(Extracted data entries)
+---+

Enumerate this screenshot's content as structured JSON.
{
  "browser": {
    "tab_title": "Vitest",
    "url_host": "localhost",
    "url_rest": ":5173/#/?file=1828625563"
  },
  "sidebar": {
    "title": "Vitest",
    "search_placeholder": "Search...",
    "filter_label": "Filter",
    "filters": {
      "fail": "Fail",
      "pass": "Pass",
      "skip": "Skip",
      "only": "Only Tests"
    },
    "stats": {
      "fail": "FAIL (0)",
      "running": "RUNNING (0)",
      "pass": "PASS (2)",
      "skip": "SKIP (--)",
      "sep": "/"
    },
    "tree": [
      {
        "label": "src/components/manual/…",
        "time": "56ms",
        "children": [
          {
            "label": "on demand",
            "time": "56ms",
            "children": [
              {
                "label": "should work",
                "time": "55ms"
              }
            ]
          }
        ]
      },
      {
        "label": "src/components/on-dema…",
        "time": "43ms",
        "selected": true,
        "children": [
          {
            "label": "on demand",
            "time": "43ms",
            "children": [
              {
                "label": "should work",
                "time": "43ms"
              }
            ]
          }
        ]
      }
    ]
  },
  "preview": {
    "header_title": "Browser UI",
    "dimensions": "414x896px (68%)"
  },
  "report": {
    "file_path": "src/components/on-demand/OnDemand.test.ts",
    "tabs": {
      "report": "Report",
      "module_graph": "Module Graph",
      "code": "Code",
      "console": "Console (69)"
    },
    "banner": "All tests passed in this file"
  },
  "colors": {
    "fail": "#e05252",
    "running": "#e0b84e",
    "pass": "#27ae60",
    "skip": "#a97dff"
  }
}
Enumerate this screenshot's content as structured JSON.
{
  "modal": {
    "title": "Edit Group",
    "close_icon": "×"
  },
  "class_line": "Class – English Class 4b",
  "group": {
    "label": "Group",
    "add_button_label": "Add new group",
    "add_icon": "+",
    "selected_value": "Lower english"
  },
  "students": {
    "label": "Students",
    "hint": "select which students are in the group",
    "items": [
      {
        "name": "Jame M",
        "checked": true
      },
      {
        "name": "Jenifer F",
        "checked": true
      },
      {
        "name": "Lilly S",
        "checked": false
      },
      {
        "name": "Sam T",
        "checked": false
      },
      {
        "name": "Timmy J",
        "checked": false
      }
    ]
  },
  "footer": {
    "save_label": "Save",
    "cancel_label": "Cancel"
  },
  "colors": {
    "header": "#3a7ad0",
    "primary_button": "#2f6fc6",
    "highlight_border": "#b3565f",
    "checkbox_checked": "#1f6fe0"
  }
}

+---+

#### WHAT IS NEEDED:
Write out all the records above again, exactly as they stand.

#### WRITTEN ANSWER:
Enumerate this screenshot's content as structured JSON.
{
  "browser": {
    "tab_title": "Vitest",
    "url_host": "localhost",
    "url_rest": ":5173/#/?file=1828625563"
  },
  "sidebar": {
    "title": "Vitest",
    "search_placeholder": "Search...",
    "filter_label": "Filter",
    "filters": {
      "fail": "Fail",
      "pass": "Pass",
      "skip": "Skip",
      "only": "Only Tests"
    },
    "stats": {
      "fail": "FAIL (0)",
      "running": "RUNNING (0)",
      "pass": "PASS (2)",
      "skip": "SKIP (--)",
      "sep": "/"
    },
    "tree": [
      {
        "label": "src/components/manual/…",
        "time": "56ms",
        "children": [
          {
            "label": "on demand",
            "time": "56ms",
            "children": [
              {
                "label": "should work",
                "time": "55ms"
              }
            ]
          }
        ]
      },
      {
        "label": "src/components/on-dema…",
        "time": "43ms",
        "selected": true,
        "children": [
          {
            "label": "on demand",
            "time": "43ms",
            "children": [
              {
                "label": "should work",
                "time": "43ms"
              }
            ]
          }
        ]
      }
    ]
  },
  "preview": {
    "header_title": "Browser UI",
    "dimensions": "414x896px (68%)"
  },
  "report": {
    "file_path": "src/components/on-demand/OnDemand.test.ts",
    "tabs": {
      "report": "Report",
      "module_graph": "Module Graph",
      "code": "Code",
      "console": "Console (69)"
    },
    "banner": "All tests passed in this file"
  },
  "colors": {
    "fail": "#e05252",
    "running": "#e0b84e",
    "pass": "#27ae60",
    "skip": "#a97dff"
  }
}
Enumerate this screenshot's content as structured JSON.
{
  "modal": {
    "title": "Edit Group",
    "close_icon": "×"
  },
  "class_line": "Class – English Class 4b",
  "group": {
    "label": "Group",
    "add_button_label": "Add new group",
    "add_icon": "+",
    "selected_value": "Lower english"
  },
  "students": {
    "label": "Students",
    "hint": "select which students are in the group",
    "items": [
      {
        "name": "Jame M",
        "checked": true
      },
      {
        "name": "Jenifer F",
        "checked": true
      },
      {
        "name": "Lilly S",
        "checked": false
      },
      {
        "name": "Sam T",
        "checked": false
      },
      {
        "name": "Timmy J",
        "checked": false
      }
    ]
  },
  "footer": {
    "save_label": "Save",
    "cancel_label": "Cancel"
  },
  "colors": {
    "header": "#3a7ad0",
    "primary_button": "#2f6fc6",
    "highlight_border": "#b3565f",
    "checkbox_checked": "#1f6fe0"
  }
}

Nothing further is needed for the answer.